> [Action item] Go through the entries below and work out how many lines include "injection"; give only that number.
*** Opening Data excerpts ***
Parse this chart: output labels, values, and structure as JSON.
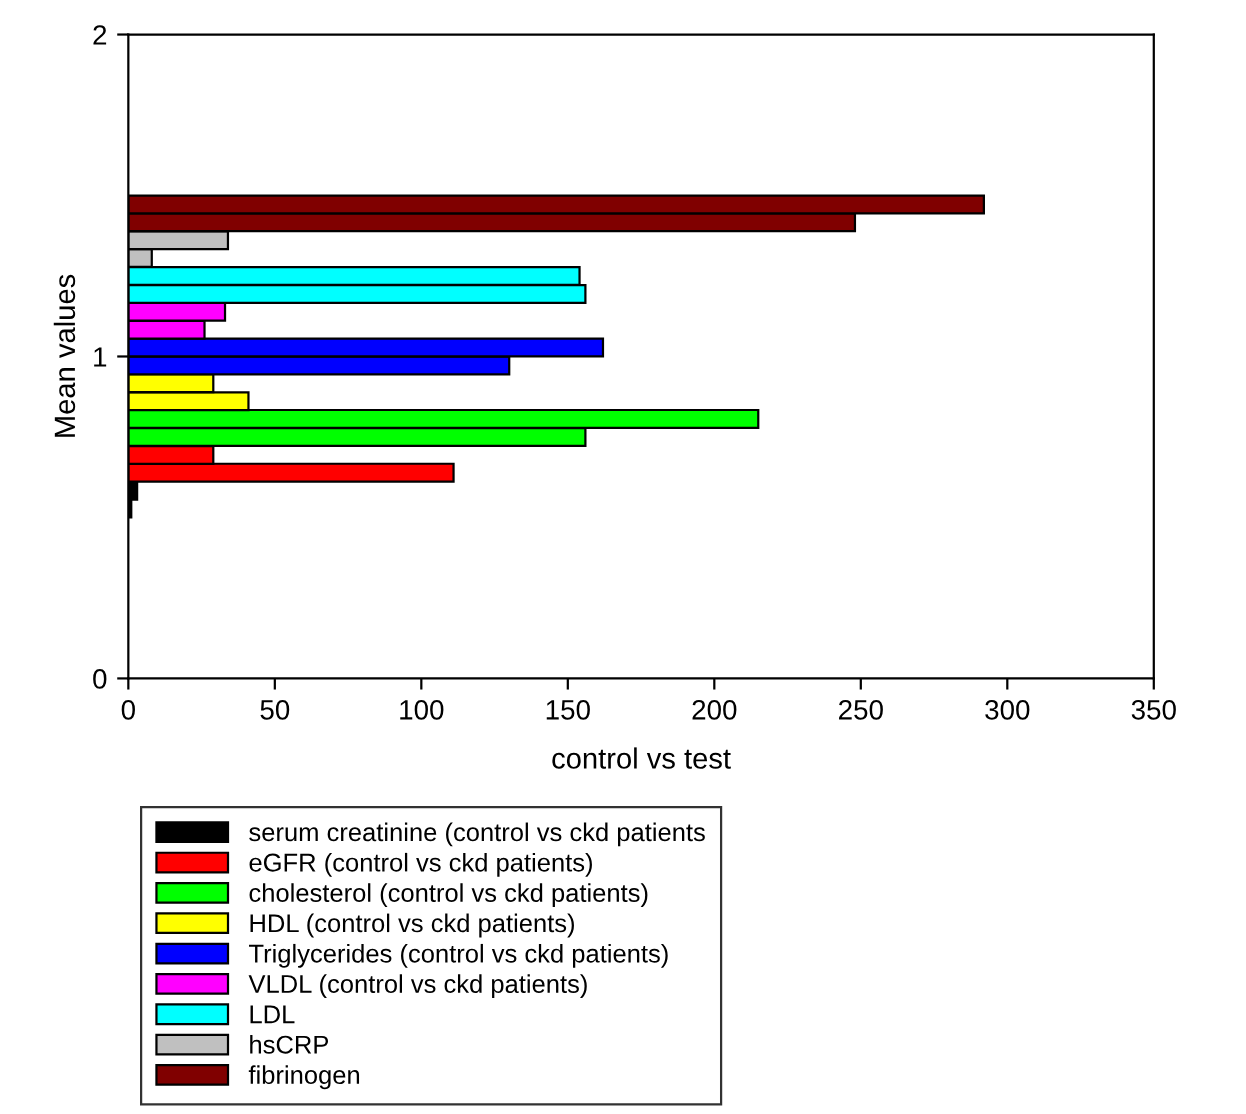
{
  "chart_data": {
    "type": "bar",
    "orientation": "horizontal",
    "xlabel": "control vs test",
    "ylabel": "Mean values",
    "xlim": [
      0,
      350
    ],
    "xticks": [
      0,
      50,
      100,
      150,
      200,
      250,
      300,
      350
    ],
    "ylim": [
      0,
      2
    ],
    "yticks": [
      0,
      1,
      2
    ],
    "grid": false,
    "legend": "bottom",
    "series": [
      {
        "name": "serum creatinine (control vs ckd patients",
        "color": "#000000",
        "x": [
          0.528,
          0.583
        ],
        "values": [
          1,
          3
        ]
      },
      {
        "name": "eGFR (control vs ckd patients)",
        "color": "#ff0000",
        "x": [
          0.639,
          0.694
        ],
        "values": [
          111,
          29
        ]
      },
      {
        "name": "cholesterol (control vs ckd patients)",
        "color": "#00ff00",
        "x": [
          0.75,
          0.806
        ],
        "values": [
          156,
          215
        ]
      },
      {
        "name": "HDL (control vs ckd patients)",
        "color": "#ffff00",
        "x": [
          0.861,
          0.917
        ],
        "values": [
          41,
          29
        ]
      },
      {
        "name": "Triglycerides (control vs ckd patients)",
        "color": "#0000ff",
        "x": [
          0.972,
          1.028
        ],
        "values": [
          130,
          162
        ]
      },
      {
        "name": "VLDL (control vs ckd patients)",
        "color": "#ff00ff",
        "x": [
          1.083,
          1.139
        ],
        "values": [
          26,
          33
        ]
      },
      {
        "name": "LDL",
        "color": "#00ffff",
        "x": [
          1.194,
          1.25
        ],
        "values": [
          156,
          154
        ]
      },
      {
        "name": "hsCRP",
        "color": "#c0c0c0",
        "x": [
          1.306,
          1.361
        ],
        "values": [
          8,
          34
        ]
      },
      {
        "name": "fibrinogen",
        "color": "#800000",
        "x": [
          1.417,
          1.472
        ],
        "values": [
          248,
          292
        ]
      }
    ]
  }
}
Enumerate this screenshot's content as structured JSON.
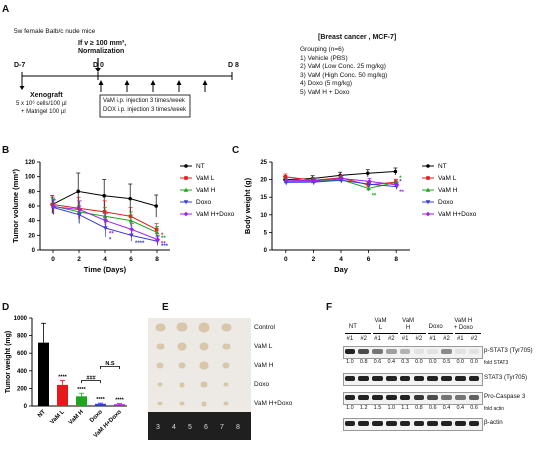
{
  "panelA": {
    "letter": "A",
    "header": "5w female Balb/c nude mice",
    "threshold_line1": "If v ≥ 100 mm³,",
    "threshold_line2": "Normalization",
    "d_start": "D-7",
    "d_zero": "D 0",
    "d_end": "D 8",
    "xenograft_title": "Xenograft",
    "xenograft_line1": "5 x 10⁶ cells/100 µl",
    "xenograft_line2": "+ Matrigel 100 µl",
    "injection_line1": "VaM i.p. injection 3 times/week",
    "injection_line2": "DOX i.p. injection 3 times/week",
    "cancer_title": "[Breast cancer , MCF-7]",
    "grouping_title": "Grouping (n=6)",
    "groups": [
      "1)  Vehicle (PBS)",
      "2)  VaM (Low Conc. 25 mg/kg)",
      "3)  VaM (High Conc. 50 mg/kg)",
      "4)  Doxo (5 mg/kg)",
      "5)  VaM H + Doxo"
    ]
  },
  "series_colors": {
    "NT": "#000000",
    "VaM L": "#e8191a",
    "VaM H": "#1fa61f",
    "Doxo": "#3a3adb",
    "VaM H+Doxo": "#a020f0"
  },
  "legend": [
    "NT",
    "VaM L",
    "VaM H",
    "Doxo",
    "VaM H+Doxo"
  ],
  "panelB": {
    "letter": "B",
    "chart_data": {
      "type": "line",
      "ylabel": "Tumor volume (mm³)",
      "xlabel": "Time (Days)",
      "x": [
        0,
        2,
        4,
        6,
        8
      ],
      "xticks": [
        "0",
        "2",
        "4",
        "6",
        "8"
      ],
      "yticks": [
        "0",
        "20",
        "40",
        "60",
        "80",
        "100",
        "120"
      ],
      "ylim": [
        0,
        120
      ],
      "series": [
        {
          "name": "NT",
          "values": [
            62,
            80,
            74,
            70,
            60
          ],
          "err": [
            12,
            25,
            22,
            20,
            15
          ]
        },
        {
          "name": "VaM L",
          "values": [
            62,
            57,
            52,
            46,
            28
          ],
          "err": [
            10,
            15,
            15,
            12,
            8
          ]
        },
        {
          "name": "VaM H",
          "values": [
            60,
            52,
            46,
            40,
            24
          ],
          "err": [
            10,
            15,
            12,
            12,
            8
          ]
        },
        {
          "name": "Doxo",
          "values": [
            58,
            48,
            30,
            20,
            12
          ],
          "err": [
            10,
            12,
            12,
            8,
            6
          ]
        },
        {
          "name": "VaM H+Doxo",
          "values": [
            59,
            55,
            40,
            28,
            14
          ],
          "err": [
            10,
            12,
            10,
            8,
            6
          ]
        }
      ]
    },
    "stars": [
      "*",
      "**",
      "****",
      "***",
      "**",
      "**",
      "*"
    ]
  },
  "panelC": {
    "letter": "C",
    "chart_data": {
      "type": "line",
      "ylabel": "Body weight (g)",
      "xlabel": "Day",
      "x": [
        0,
        2,
        4,
        6,
        8
      ],
      "xticks": [
        "0",
        "2",
        "4",
        "6",
        "8"
      ],
      "yticks": [
        "0",
        "5",
        "10",
        "15",
        "20",
        "25"
      ],
      "ylim": [
        0,
        25
      ],
      "series": [
        {
          "name": "NT",
          "values": [
            20.0,
            20.3,
            21.2,
            21.8,
            22.3
          ],
          "err": [
            0.8,
            0.8,
            0.9,
            1.0,
            1.0
          ]
        },
        {
          "name": "VaM L",
          "values": [
            20.8,
            19.8,
            20.5,
            18.5,
            19.3
          ],
          "err": [
            0.8,
            0.8,
            0.8,
            0.8,
            0.8
          ]
        },
        {
          "name": "VaM H",
          "values": [
            19.5,
            19.5,
            20.0,
            17.5,
            19.2
          ],
          "err": [
            0.8,
            0.8,
            0.8,
            0.8,
            0.8
          ]
        },
        {
          "name": "Doxo",
          "values": [
            19.2,
            19.3,
            19.8,
            18.7,
            18.0
          ],
          "err": [
            0.8,
            0.8,
            0.8,
            0.8,
            0.8
          ]
        },
        {
          "name": "VaM H+Doxo",
          "values": [
            19.8,
            19.7,
            20.3,
            19.5,
            18.5
          ],
          "err": [
            0.8,
            0.8,
            0.8,
            0.8,
            0.8
          ]
        }
      ]
    },
    "stars": [
      "**",
      "**",
      "*",
      "*"
    ]
  },
  "panelD": {
    "letter": "D",
    "chart_data": {
      "type": "bar",
      "ylabel": "Tumor weight (mg)",
      "categories": [
        "NT",
        "VaM L",
        "VaM H",
        "Doxo",
        "VaM H+Doxo"
      ],
      "values": [
        720,
        240,
        110,
        25,
        20
      ],
      "err": [
        220,
        50,
        35,
        8,
        8
      ],
      "yticks": [
        "0",
        "200",
        "400",
        "600",
        "800",
        "1000"
      ],
      "ylim": [
        0,
        1000
      ],
      "colors": [
        "#000000",
        "#e8191a",
        "#1fa61f",
        "#3a3adb",
        "#a020f0"
      ]
    },
    "sig_stars": "****",
    "sig_hash": "###",
    "sig_ns": "N.S"
  },
  "panelE": {
    "letter": "E",
    "rows": [
      "Control",
      "VaM L",
      "VaM H",
      "Doxo",
      "VaM H+Doxo"
    ],
    "ruler_marks": [
      "3",
      "4",
      "5",
      "6",
      "7",
      "8"
    ]
  },
  "panelF": {
    "letter": "F",
    "groups": [
      "NT",
      "VaM L",
      "VaM H",
      "Doxo",
      "VaM H + Doxo"
    ],
    "lanes": [
      "#1",
      "#2",
      "#1",
      "#2",
      "#1",
      "#2",
      "#1",
      "#2",
      "#1",
      "#2"
    ],
    "rows": [
      {
        "label": "p-STAT3 (Tyr705)",
        "folds": [
          "1.0",
          "0.8",
          "0.6",
          "0.4",
          "0.3",
          "0.0",
          "0.0",
          "0.5",
          "0.0",
          "0.0"
        ],
        "fold_note": "fold STAT3",
        "intensity": [
          1,
          0.8,
          0.6,
          0.4,
          0.3,
          0.05,
          0.05,
          0.5,
          0.05,
          0.05
        ]
      },
      {
        "label": "STAT3 (Tyr705)",
        "folds": [],
        "fold_note": "",
        "intensity": [
          1,
          1,
          1,
          1,
          1,
          1,
          1,
          1,
          1,
          1
        ]
      },
      {
        "label": "Pro-Caspase 3",
        "folds": [
          "1.0",
          "1.2",
          "1.5",
          "1.0",
          "1.1",
          "0.8",
          "0.6",
          "0.4",
          "0.4",
          "0.6"
        ],
        "fold_note": "fold actin",
        "intensity": [
          1,
          1,
          1,
          1,
          1,
          0.9,
          0.8,
          0.6,
          0.6,
          0.7
        ]
      },
      {
        "label": "β-actin",
        "folds": [],
        "fold_note": "",
        "intensity": [
          1,
          1,
          1,
          1,
          1,
          1,
          1,
          1,
          1,
          1
        ]
      }
    ]
  }
}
*** Closing Data excerpts ***
> [Solved problem] 2